## Task directions
Copy every record exactly, and keep the pictures out.

## Records for this exercise
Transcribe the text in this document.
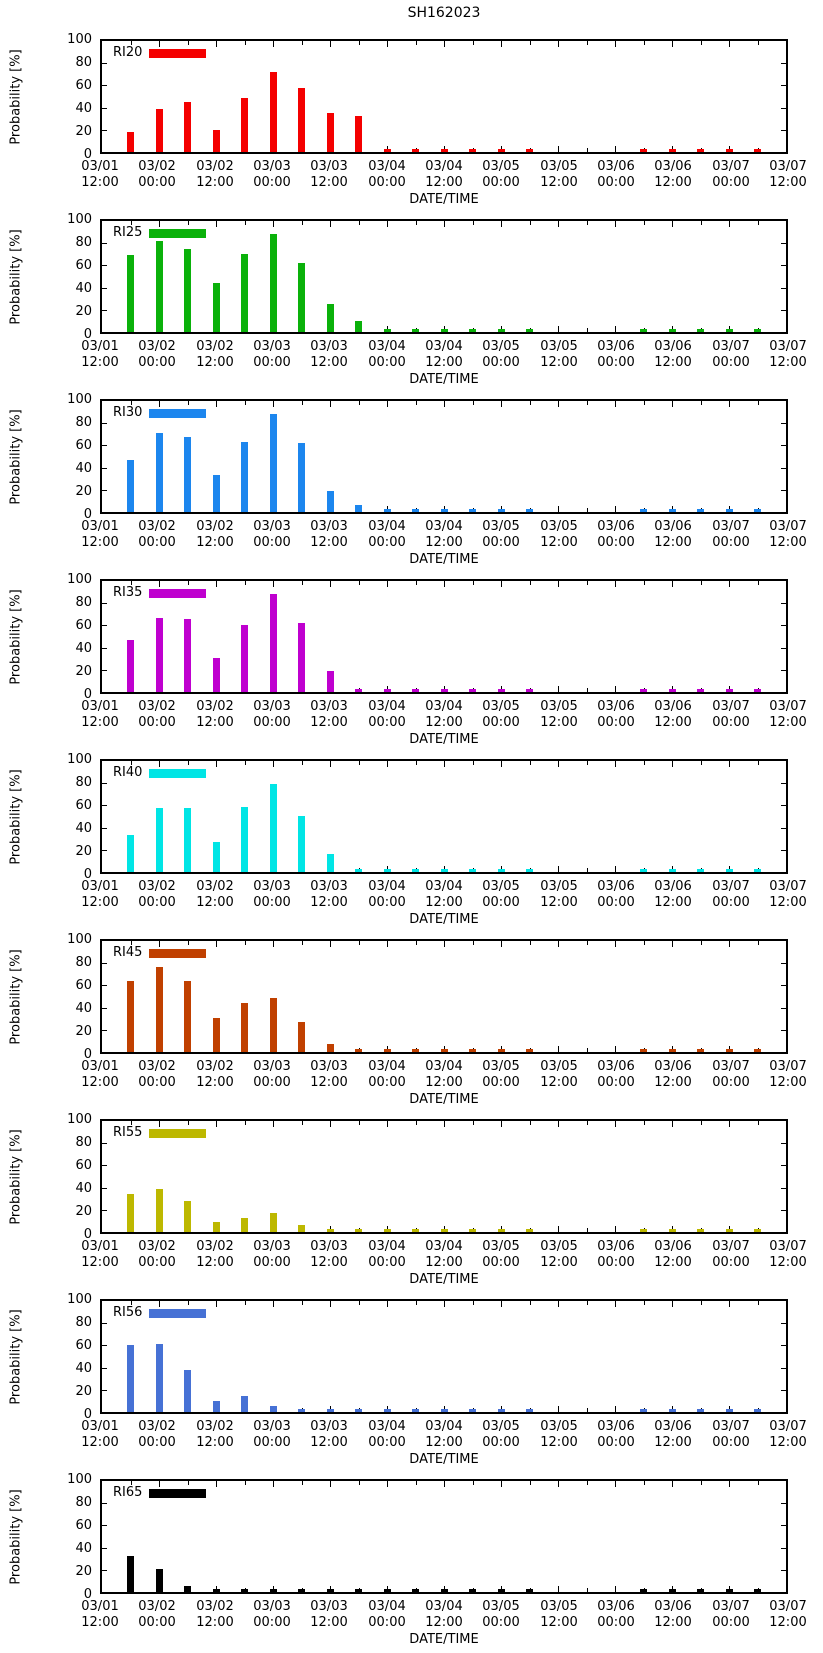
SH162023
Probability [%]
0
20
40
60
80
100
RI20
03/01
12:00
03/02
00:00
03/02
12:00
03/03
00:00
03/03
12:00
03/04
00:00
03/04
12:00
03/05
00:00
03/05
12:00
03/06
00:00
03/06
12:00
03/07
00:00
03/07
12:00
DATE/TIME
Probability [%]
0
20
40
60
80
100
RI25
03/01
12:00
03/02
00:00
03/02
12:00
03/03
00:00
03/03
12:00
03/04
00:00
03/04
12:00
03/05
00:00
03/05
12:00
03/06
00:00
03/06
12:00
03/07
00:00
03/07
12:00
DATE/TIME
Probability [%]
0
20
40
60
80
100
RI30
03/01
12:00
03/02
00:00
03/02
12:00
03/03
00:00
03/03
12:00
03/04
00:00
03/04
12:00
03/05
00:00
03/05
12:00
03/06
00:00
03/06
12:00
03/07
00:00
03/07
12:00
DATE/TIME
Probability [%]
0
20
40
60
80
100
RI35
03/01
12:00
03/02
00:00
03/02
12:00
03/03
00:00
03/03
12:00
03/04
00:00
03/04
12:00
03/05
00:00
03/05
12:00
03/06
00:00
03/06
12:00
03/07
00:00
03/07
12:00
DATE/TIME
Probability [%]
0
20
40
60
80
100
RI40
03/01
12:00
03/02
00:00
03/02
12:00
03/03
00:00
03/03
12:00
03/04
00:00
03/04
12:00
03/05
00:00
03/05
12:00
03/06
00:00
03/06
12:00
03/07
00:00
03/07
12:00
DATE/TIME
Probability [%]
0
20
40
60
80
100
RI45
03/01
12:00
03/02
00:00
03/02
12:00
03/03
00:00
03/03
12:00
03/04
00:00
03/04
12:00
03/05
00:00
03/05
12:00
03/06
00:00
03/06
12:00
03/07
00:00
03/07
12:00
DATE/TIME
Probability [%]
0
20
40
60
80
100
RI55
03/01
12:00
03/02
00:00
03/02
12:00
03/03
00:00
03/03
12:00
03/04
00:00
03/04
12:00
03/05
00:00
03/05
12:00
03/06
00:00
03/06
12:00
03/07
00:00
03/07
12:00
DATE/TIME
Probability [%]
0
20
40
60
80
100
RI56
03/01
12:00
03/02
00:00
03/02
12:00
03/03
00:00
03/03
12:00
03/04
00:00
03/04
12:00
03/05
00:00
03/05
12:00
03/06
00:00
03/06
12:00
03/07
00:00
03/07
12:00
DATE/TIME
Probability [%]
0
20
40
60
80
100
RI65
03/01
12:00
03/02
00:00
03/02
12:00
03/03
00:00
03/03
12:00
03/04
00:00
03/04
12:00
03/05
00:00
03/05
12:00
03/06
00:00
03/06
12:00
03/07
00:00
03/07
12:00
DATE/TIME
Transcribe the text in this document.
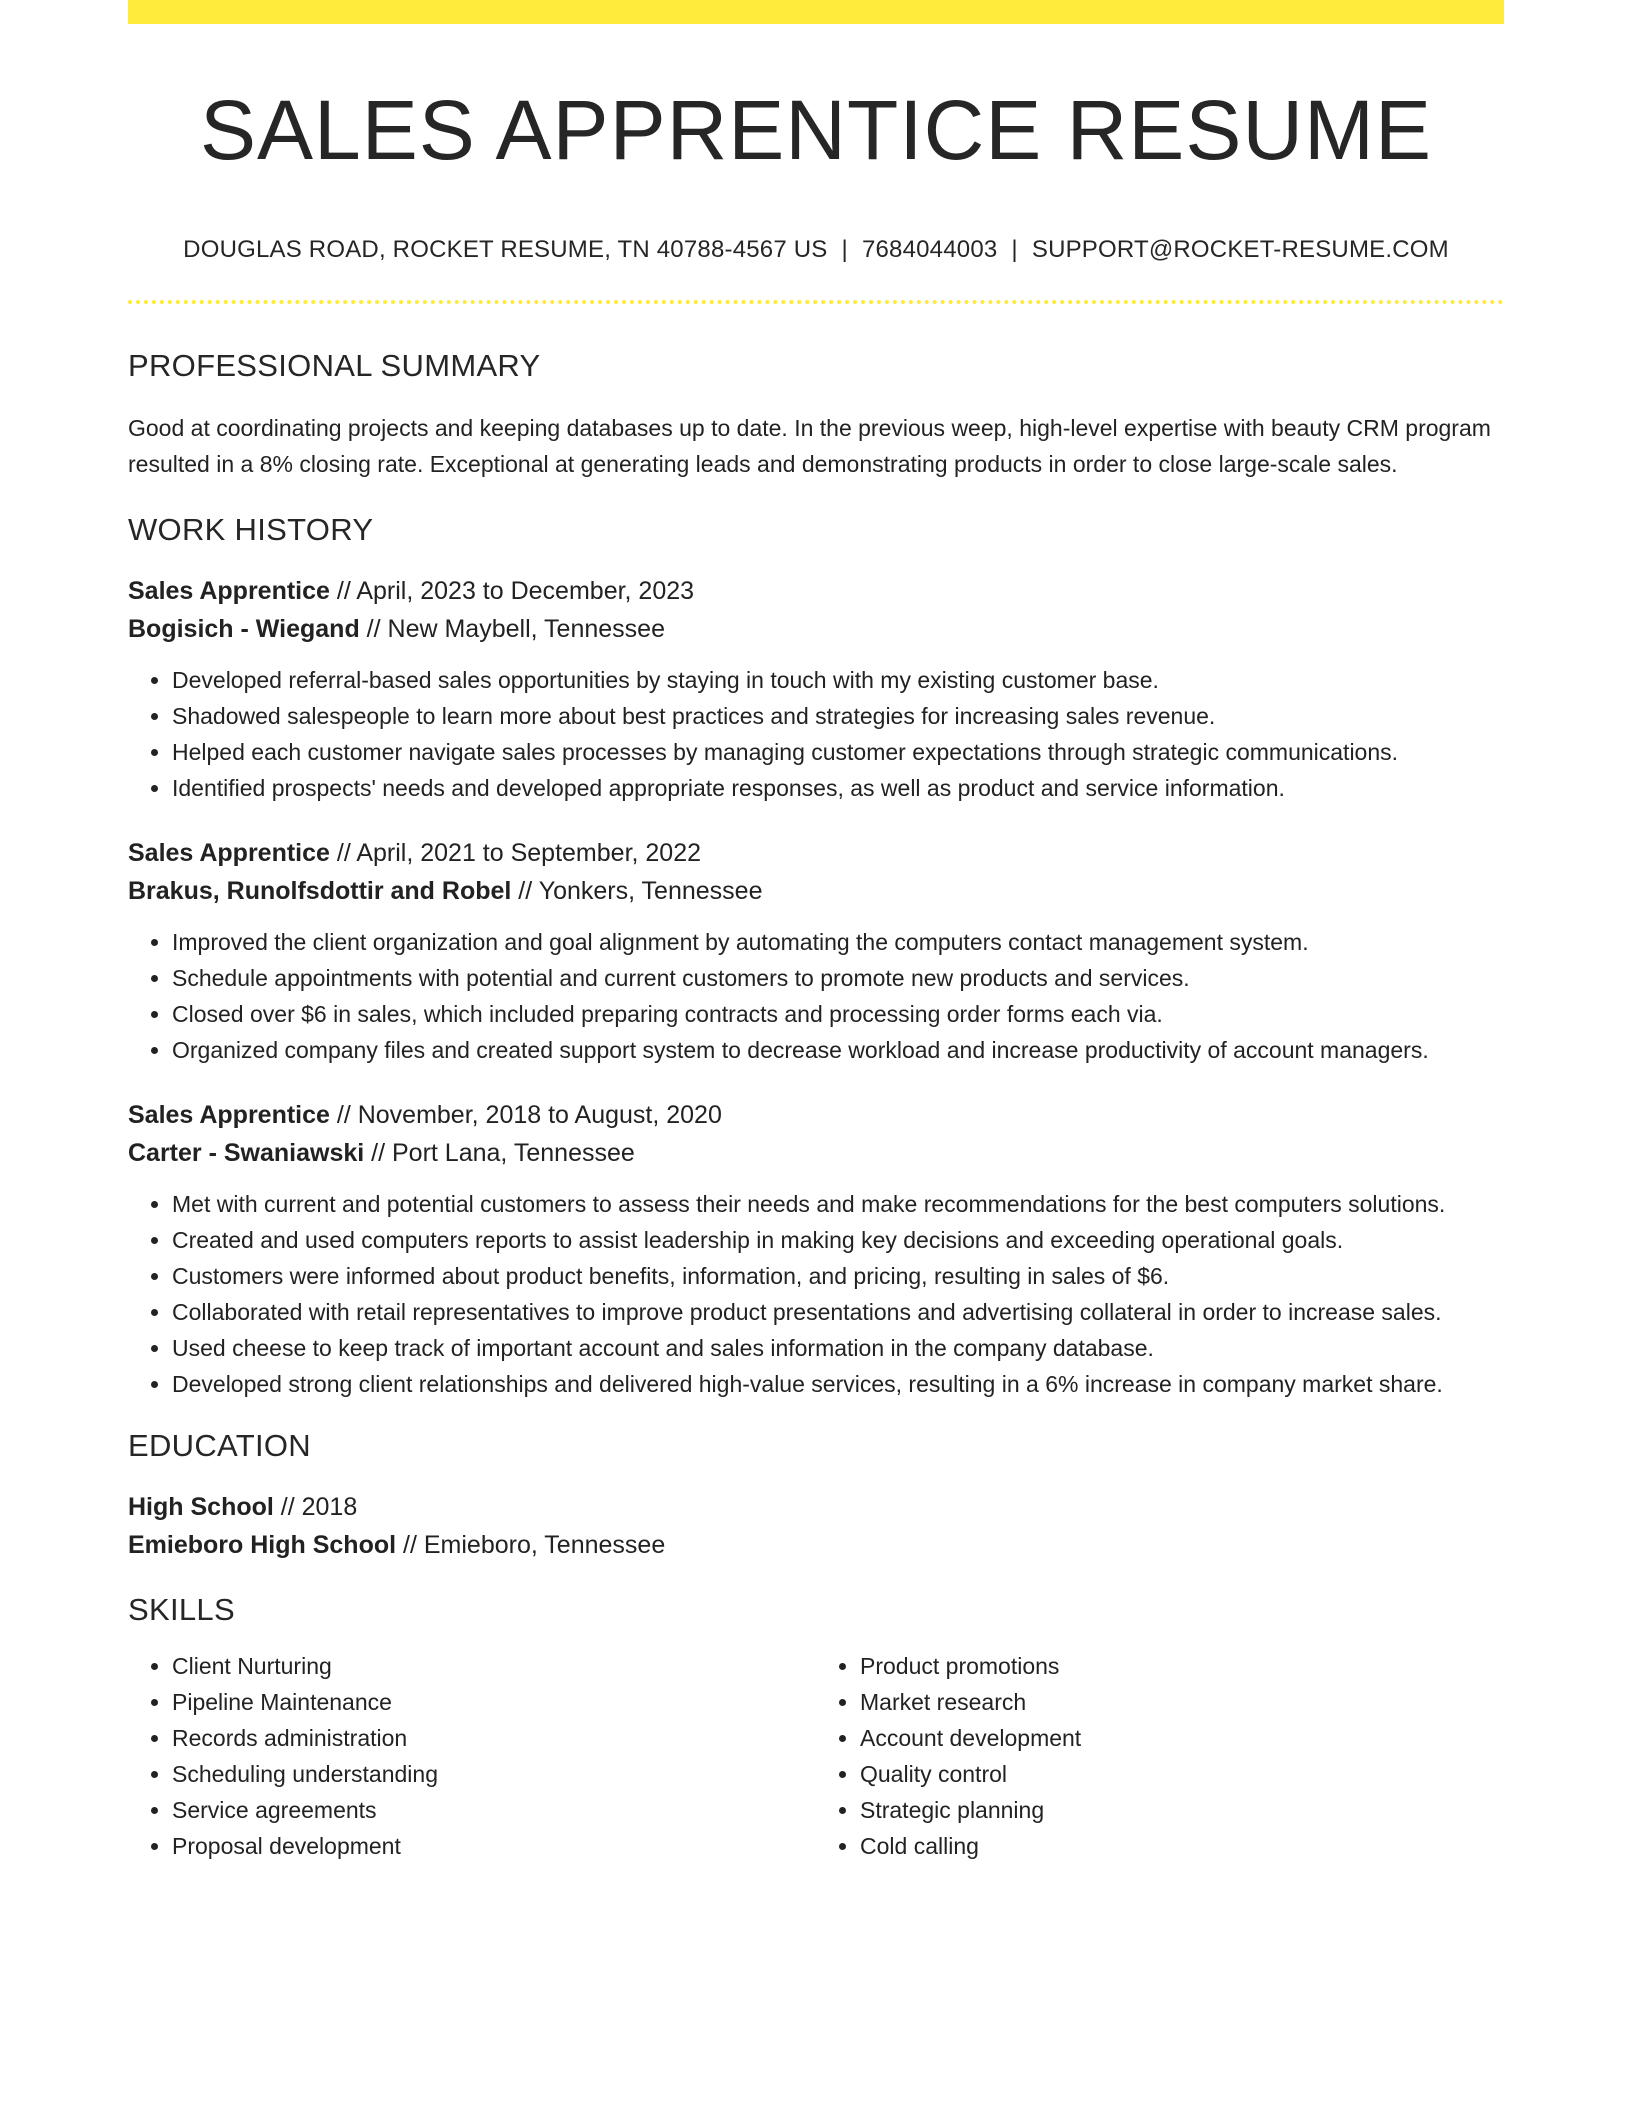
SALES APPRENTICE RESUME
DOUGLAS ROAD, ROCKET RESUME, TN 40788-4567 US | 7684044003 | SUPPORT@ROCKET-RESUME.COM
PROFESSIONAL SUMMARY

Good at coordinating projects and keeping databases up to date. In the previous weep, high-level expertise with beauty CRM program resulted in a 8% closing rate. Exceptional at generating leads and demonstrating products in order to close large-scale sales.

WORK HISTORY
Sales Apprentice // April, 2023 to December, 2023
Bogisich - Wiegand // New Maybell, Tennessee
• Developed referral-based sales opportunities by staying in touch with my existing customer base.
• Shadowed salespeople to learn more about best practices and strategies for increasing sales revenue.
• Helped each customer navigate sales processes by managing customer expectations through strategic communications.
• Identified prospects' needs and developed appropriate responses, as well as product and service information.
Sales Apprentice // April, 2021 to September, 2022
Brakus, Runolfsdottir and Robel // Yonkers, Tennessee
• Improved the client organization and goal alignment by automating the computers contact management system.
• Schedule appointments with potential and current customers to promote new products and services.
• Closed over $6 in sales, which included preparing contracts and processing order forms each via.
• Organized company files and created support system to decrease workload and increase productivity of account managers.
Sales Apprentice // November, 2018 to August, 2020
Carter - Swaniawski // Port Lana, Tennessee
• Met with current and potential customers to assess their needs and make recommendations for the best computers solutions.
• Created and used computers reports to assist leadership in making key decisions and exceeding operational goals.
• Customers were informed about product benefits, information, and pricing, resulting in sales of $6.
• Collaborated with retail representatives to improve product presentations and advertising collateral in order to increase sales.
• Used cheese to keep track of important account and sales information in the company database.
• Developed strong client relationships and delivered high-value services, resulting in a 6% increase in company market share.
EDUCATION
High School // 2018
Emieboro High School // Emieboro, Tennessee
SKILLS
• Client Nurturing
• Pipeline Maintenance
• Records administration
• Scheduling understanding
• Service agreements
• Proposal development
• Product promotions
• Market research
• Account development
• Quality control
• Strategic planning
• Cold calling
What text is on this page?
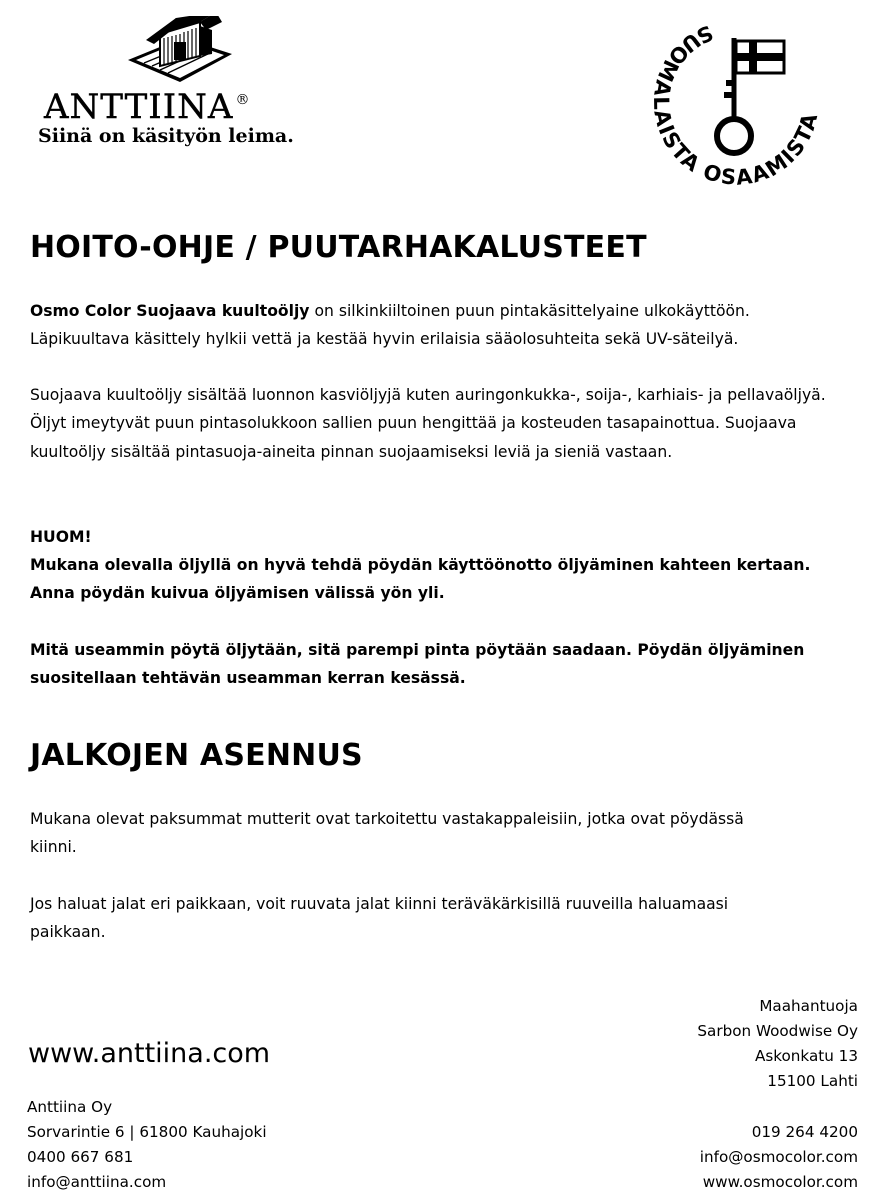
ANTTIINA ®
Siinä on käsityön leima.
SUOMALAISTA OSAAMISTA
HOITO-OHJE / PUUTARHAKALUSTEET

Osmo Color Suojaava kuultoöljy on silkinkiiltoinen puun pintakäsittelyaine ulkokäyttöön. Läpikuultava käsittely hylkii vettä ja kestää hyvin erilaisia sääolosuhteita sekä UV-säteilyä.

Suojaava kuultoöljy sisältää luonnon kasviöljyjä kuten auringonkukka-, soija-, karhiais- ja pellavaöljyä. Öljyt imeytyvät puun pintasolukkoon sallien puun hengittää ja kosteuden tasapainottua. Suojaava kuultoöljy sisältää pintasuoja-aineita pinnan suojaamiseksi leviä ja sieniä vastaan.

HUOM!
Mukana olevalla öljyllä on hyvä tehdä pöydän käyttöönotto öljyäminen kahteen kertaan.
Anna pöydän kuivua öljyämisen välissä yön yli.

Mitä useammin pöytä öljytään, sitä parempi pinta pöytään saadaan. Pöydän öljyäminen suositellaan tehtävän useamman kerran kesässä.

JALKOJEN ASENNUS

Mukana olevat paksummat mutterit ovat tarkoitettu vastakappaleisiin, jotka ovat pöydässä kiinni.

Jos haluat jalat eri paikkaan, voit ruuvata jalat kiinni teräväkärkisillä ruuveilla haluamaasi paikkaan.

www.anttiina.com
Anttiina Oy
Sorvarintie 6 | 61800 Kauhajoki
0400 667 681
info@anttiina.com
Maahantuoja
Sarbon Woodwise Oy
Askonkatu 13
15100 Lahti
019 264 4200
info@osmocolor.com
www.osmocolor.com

## Reply
Transcribe the text in this document.
SH162023
Probability [%]
0
20
40
60
80
100
RI20
03/01
12:00
03/02
00:00
03/02
12:00
03/03
00:00
03/03
12:00
03/04
00:00
03/04
12:00
03/05
00:00
03/05
12:00
03/06
00:00
03/06
12:00
03/07
00:00
03/07
12:00
DATE/TIME
Probability [%]
0
20
40
60
80
100
RI25
03/01
12:00
03/02
00:00
03/02
12:00
03/03
00:00
03/03
12:00
03/04
00:00
03/04
12:00
03/05
00:00
03/05
12:00
03/06
00:00
03/06
12:00
03/07
00:00
03/07
12:00
DATE/TIME
Probability [%]
0
20
40
60
80
100
RI30
03/01
12:00
03/02
00:00
03/02
12:00
03/03
00:00
03/03
12:00
03/04
00:00
03/04
12:00
03/05
00:00
03/05
12:00
03/06
00:00
03/06
12:00
03/07
00:00
03/07
12:00
DATE/TIME
Probability [%]
0
20
40
60
80
100
RI35
03/01
12:00
03/02
00:00
03/02
12:00
03/03
00:00
03/03
12:00
03/04
00:00
03/04
12:00
03/05
00:00
03/05
12:00
03/06
00:00
03/06
12:00
03/07
00:00
03/07
12:00
DATE/TIME
Probability [%]
0
20
40
60
80
100
RI40
03/01
12:00
03/02
00:00
03/02
12:00
03/03
00:00
03/03
12:00
03/04
00:00
03/04
12:00
03/05
00:00
03/05
12:00
03/06
00:00
03/06
12:00
03/07
00:00
03/07
12:00
DATE/TIME
Probability [%]
0
20
40
60
80
100
RI45
03/01
12:00
03/02
00:00
03/02
12:00
03/03
00:00
03/03
12:00
03/04
00:00
03/04
12:00
03/05
00:00
03/05
12:00
03/06
00:00
03/06
12:00
03/07
00:00
03/07
12:00
DATE/TIME
Probability [%]
0
20
40
60
80
100
RI55
03/01
12:00
03/02
00:00
03/02
12:00
03/03
00:00
03/03
12:00
03/04
00:00
03/04
12:00
03/05
00:00
03/05
12:00
03/06
00:00
03/06
12:00
03/07
00:00
03/07
12:00
DATE/TIME
Probability [%]
0
20
40
60
80
100
RI56
03/01
12:00
03/02
00:00
03/02
12:00
03/03
00:00
03/03
12:00
03/04
00:00
03/04
12:00
03/05
00:00
03/05
12:00
03/06
00:00
03/06
12:00
03/07
00:00
03/07
12:00
DATE/TIME
Probability [%]
0
20
40
60
80
100
RI65
03/01
12:00
03/02
00:00
03/02
12:00
03/03
00:00
03/03
12:00
03/04
00:00
03/04
12:00
03/05
00:00
03/05
12:00
03/06
00:00
03/06
12:00
03/07
00:00
03/07
12:00
DATE/TIME
Transcribe the text in this document.
SALES APPRENTICE RESUME
DOUGLAS ROAD, ROCKET RESUME, TN 40788-4567 US | 7684044003 | SUPPORT@ROCKET-RESUME.COM
PROFESSIONAL SUMMARY

Good at coordinating projects and keeping databases up to date. In the previous weep, high-level expertise with beauty CRM program resulted in a 8% closing rate. Exceptional at generating leads and demonstrating products in order to close large-scale sales.

WORK HISTORY
Sales Apprentice // April, 2023 to December, 2023
Bogisich - Wiegand // New Maybell, Tennessee
• Developed referral-based sales opportunities by staying in touch with my existing customer base.
• Shadowed salespeople to learn more about best practices and strategies for increasing sales revenue.
• Helped each customer navigate sales processes by managing customer expectations through strategic communications.
• Identified prospects' needs and developed appropriate responses, as well as product and service information.
Sales Apprentice // April, 2021 to September, 2022
Brakus, Runolfsdottir and Robel // Yonkers, Tennessee
• Improved the client organization and goal alignment by automating the computers contact management system.
• Schedule appointments with potential and current customers to promote new products and services.
• Closed over $6 in sales, which included preparing contracts and processing order forms each via.
• Organized company files and created support system to decrease workload and increase productivity of account managers.
Sales Apprentice // November, 2018 to August, 2020
Carter - Swaniawski // Port Lana, Tennessee
• Met with current and potential customers to assess their needs and make recommendations for the best computers solutions.
• Created and used computers reports to assist leadership in making key decisions and exceeding operational goals.
• Customers were informed about product benefits, information, and pricing, resulting in sales of $6.
• Collaborated with retail representatives to improve product presentations and advertising collateral in order to increase sales.
• Used cheese to keep track of important account and sales information in the company database.
• Developed strong client relationships and delivered high-value services, resulting in a 6% increase in company market share.
EDUCATION
High School // 2018
Emieboro High School // Emieboro, Tennessee
SKILLS
• Client Nurturing
• Pipeline Maintenance
• Records administration
• Scheduling understanding
• Service agreements
• Proposal development
• Product promotions
• Market research
• Account development
• Quality control
• Strategic planning
• Cold calling
What text is on this page?
ANTTIINA ®
Siinä on käsityön leima.
SUOMALAISTA OSAAMISTA
HOITO-OHJE / PUUTARHAKALUSTEET

Osmo Color Suojaava kuultoöljy on silkinkiiltoinen puun pintakäsittelyaine ulkokäyttöön. Läpikuultava käsittely hylkii vettä ja kestää hyvin erilaisia sääolosuhteita sekä UV-säteilyä.

Suojaava kuultoöljy sisältää luonnon kasviöljyjä kuten auringonkukka-, soija-, karhiais- ja pellavaöljyä. Öljyt imeytyvät puun pintasolukkoon sallien puun hengittää ja kosteuden tasapainottua. Suojaava kuultoöljy sisältää pintasuoja-aineita pinnan suojaamiseksi leviä ja sieniä vastaan.

HUOM!
Mukana olevalla öljyllä on hyvä tehdä pöydän käyttöönotto öljyäminen kahteen kertaan.
Anna pöydän kuivua öljyämisen välissä yön yli.

Mitä useammin pöytä öljytään, sitä parempi pinta pöytään saadaan. Pöydän öljyäminen suositellaan tehtävän useamman kerran kesässä.

JALKOJEN ASENNUS

Mukana olevat paksummat mutterit ovat tarkoitettu vastakappaleisiin, jotka ovat pöydässä kiinni.

Jos haluat jalat eri paikkaan, voit ruuvata jalat kiinni teräväkärkisillä ruuveilla haluamaasi paikkaan.

www.anttiina.com
Anttiina Oy
Sorvarintie 6 | 61800 Kauhajoki
0400 667 681
info@anttiina.com
Maahantuoja
Sarbon Woodwise Oy
Askonkatu 13
15100 Lahti
019 264 4200
info@osmocolor.com
www.osmocolor.com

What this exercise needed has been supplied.